Write out the material again word for word, dropping any images it holds.

Rows from a figure dataset
────────────────────────────────────────

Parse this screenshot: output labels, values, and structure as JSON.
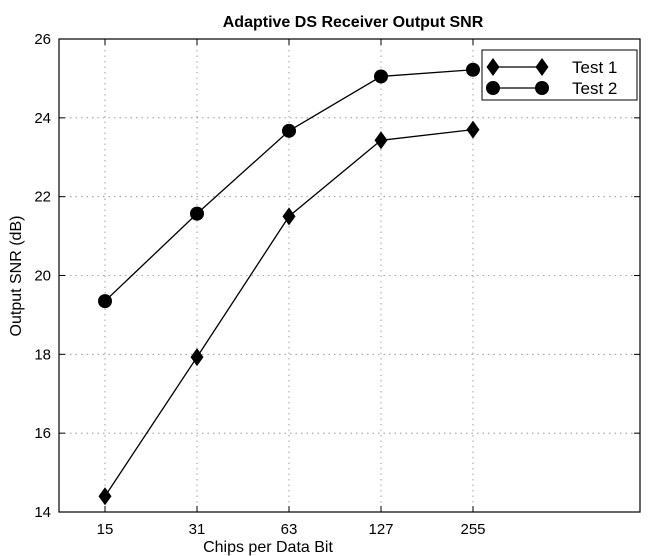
{
  "chart_data": {
    "type": "line",
    "title": "Adaptive DS Receiver Output SNR",
    "xlabel": "Chips per Data Bit",
    "ylabel": "Output SNR (dB)",
    "categories": [
      "15",
      "31",
      "63",
      "127",
      "255"
    ],
    "ylim": [
      14,
      26
    ],
    "yticks": [
      14,
      16,
      18,
      20,
      22,
      24,
      26
    ],
    "yticks_labels": [
      "14",
      "16",
      "18",
      "20",
      "22",
      "24",
      "26"
    ],
    "grid": true,
    "legend_position": "top-right",
    "series": [
      {
        "name": "Test 1",
        "marker": "diamond",
        "values": [
          14.4,
          17.93,
          21.5,
          23.43,
          23.7
        ]
      },
      {
        "name": "Test 2",
        "marker": "circle",
        "values": [
          19.35,
          21.57,
          23.67,
          25.05,
          25.22
        ]
      }
    ]
  }
}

────────────────────────────────────────

Reply to the task —
Parse this screenshot: output labels, values, and structure as JSON.
{
  "chart_data": {
    "type": "line",
    "title": "Adaptive DS Receiver Output SNR",
    "xlabel": "Chips per Data Bit",
    "ylabel": "Output SNR (dB)",
    "categories": [
      "15",
      "31",
      "63",
      "127",
      "255"
    ],
    "ylim": [
      14,
      26
    ],
    "yticks": [
      14,
      16,
      18,
      20,
      22,
      24,
      26
    ],
    "yticks_labels": [
      "14",
      "16",
      "18",
      "20",
      "22",
      "24",
      "26"
    ],
    "grid": true,
    "legend_position": "top-right",
    "series": [
      {
        "name": "Test 1",
        "marker": "diamond",
        "values": [
          14.4,
          17.93,
          21.5,
          23.43,
          23.7
        ]
      },
      {
        "name": "Test 2",
        "marker": "circle",
        "values": [
          19.35,
          21.57,
          23.67,
          25.05,
          25.22
        ]
      }
    ]
  }
}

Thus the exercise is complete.